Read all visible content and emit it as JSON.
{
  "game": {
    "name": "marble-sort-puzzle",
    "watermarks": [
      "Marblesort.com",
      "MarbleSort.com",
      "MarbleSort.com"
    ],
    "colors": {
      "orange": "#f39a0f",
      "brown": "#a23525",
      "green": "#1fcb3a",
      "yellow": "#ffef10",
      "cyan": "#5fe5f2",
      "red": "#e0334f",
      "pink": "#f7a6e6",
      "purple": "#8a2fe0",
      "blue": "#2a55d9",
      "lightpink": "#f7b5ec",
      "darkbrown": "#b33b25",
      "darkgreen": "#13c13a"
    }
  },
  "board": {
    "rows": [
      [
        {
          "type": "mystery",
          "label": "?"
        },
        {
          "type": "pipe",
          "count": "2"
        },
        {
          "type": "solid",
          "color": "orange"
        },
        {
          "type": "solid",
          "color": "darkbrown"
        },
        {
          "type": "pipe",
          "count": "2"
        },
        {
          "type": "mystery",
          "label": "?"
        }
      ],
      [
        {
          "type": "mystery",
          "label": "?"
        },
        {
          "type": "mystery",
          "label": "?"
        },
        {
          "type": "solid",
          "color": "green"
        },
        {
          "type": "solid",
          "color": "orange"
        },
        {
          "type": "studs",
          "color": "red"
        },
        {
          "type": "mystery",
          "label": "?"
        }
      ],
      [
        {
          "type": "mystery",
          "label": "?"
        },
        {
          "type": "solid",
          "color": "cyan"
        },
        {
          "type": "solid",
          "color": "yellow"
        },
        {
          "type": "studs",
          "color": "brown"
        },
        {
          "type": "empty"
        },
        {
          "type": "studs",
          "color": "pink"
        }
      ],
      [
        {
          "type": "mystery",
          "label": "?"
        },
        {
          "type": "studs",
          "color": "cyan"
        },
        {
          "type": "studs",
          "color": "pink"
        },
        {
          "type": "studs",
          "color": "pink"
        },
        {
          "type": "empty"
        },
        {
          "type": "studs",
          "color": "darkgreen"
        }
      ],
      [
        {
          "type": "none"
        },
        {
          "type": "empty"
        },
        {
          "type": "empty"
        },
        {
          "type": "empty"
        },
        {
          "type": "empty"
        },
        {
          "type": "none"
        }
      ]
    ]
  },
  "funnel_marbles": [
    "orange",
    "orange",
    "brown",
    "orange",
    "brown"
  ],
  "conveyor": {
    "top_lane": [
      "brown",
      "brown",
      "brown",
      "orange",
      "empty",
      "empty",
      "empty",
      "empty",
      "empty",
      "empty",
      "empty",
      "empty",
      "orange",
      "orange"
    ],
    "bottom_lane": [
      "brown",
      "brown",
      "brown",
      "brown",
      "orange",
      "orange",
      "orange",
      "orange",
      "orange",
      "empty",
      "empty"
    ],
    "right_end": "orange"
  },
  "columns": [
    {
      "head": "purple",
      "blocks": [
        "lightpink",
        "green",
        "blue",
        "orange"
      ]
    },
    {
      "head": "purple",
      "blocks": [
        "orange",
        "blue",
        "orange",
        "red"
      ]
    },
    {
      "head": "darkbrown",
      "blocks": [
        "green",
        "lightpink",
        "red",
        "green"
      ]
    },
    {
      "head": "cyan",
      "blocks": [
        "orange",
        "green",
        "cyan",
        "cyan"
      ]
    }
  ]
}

WHAT YOU ARE ASKED TO DO:
Repeat the entries shown above, every one, word for word.

COMPLETE RESPONSE:
Read all visible content and emit it as JSON.
{
  "game": {
    "name": "marble-sort-puzzle",
    "watermarks": [
      "Marblesort.com",
      "MarbleSort.com",
      "MarbleSort.com"
    ],
    "colors": {
      "orange": "#f39a0f",
      "brown": "#a23525",
      "green": "#1fcb3a",
      "yellow": "#ffef10",
      "cyan": "#5fe5f2",
      "red": "#e0334f",
      "pink": "#f7a6e6",
      "purple": "#8a2fe0",
      "blue": "#2a55d9",
      "lightpink": "#f7b5ec",
      "darkbrown": "#b33b25",
      "darkgreen": "#13c13a"
    }
  },
  "board": {
    "rows": [
      [
        {
          "type": "mystery",
          "label": "?"
        },
        {
          "type": "pipe",
          "count": "2"
        },
        {
          "type": "solid",
          "color": "orange"
        },
        {
          "type": "solid",
          "color": "darkbrown"
        },
        {
          "type": "pipe",
          "count": "2"
        },
        {
          "type": "mystery",
          "label": "?"
        }
      ],
      [
        {
          "type": "mystery",
          "label": "?"
        },
        {
          "type": "mystery",
          "label": "?"
        },
        {
          "type": "solid",
          "color": "green"
        },
        {
          "type": "solid",
          "color": "orange"
        },
        {
          "type": "studs",
          "color": "red"
        },
        {
          "type": "mystery",
          "label": "?"
        }
      ],
      [
        {
          "type": "mystery",
          "label": "?"
        },
        {
          "type": "solid",
          "color": "cyan"
        },
        {
          "type": "solid",
          "color": "yellow"
        },
        {
          "type": "studs",
          "color": "brown"
        },
        {
          "type": "empty"
        },
        {
          "type": "studs",
          "color": "pink"
        }
      ],
      [
        {
          "type": "mystery",
          "label": "?"
        },
        {
          "type": "studs",
          "color": "cyan"
        },
        {
          "type": "studs",
          "color": "pink"
        },
        {
          "type": "studs",
          "color": "pink"
        },
        {
          "type": "empty"
        },
        {
          "type": "studs",
          "color": "darkgreen"
        }
      ],
      [
        {
          "type": "none"
        },
        {
          "type": "empty"
        },
        {
          "type": "empty"
        },
        {
          "type": "empty"
        },
        {
          "type": "empty"
        },
        {
          "type": "none"
        }
      ]
    ]
  },
  "funnel_marbles": [
    "orange",
    "orange",
    "brown",
    "orange",
    "brown"
  ],
  "conveyor": {
    "top_lane": [
      "brown",
      "brown",
      "brown",
      "orange",
      "empty",
      "empty",
      "empty",
      "empty",
      "empty",
      "empty",
      "empty",
      "empty",
      "orange",
      "orange"
    ],
    "bottom_lane": [
      "brown",
      "brown",
      "brown",
      "brown",
      "orange",
      "orange",
      "orange",
      "orange",
      "orange",
      "empty",
      "empty"
    ],
    "right_end": "orange"
  },
  "columns": [
    {
      "head": "purple",
      "blocks": [
        "lightpink",
        "green",
        "blue",
        "orange"
      ]
    },
    {
      "head": "purple",
      "blocks": [
        "orange",
        "blue",
        "orange",
        "red"
      ]
    },
    {
      "head": "darkbrown",
      "blocks": [
        "green",
        "lightpink",
        "red",
        "green"
      ]
    },
    {
      "head": "cyan",
      "blocks": [
        "orange",
        "green",
        "cyan",
        "cyan"
      ]
    }
  ]
}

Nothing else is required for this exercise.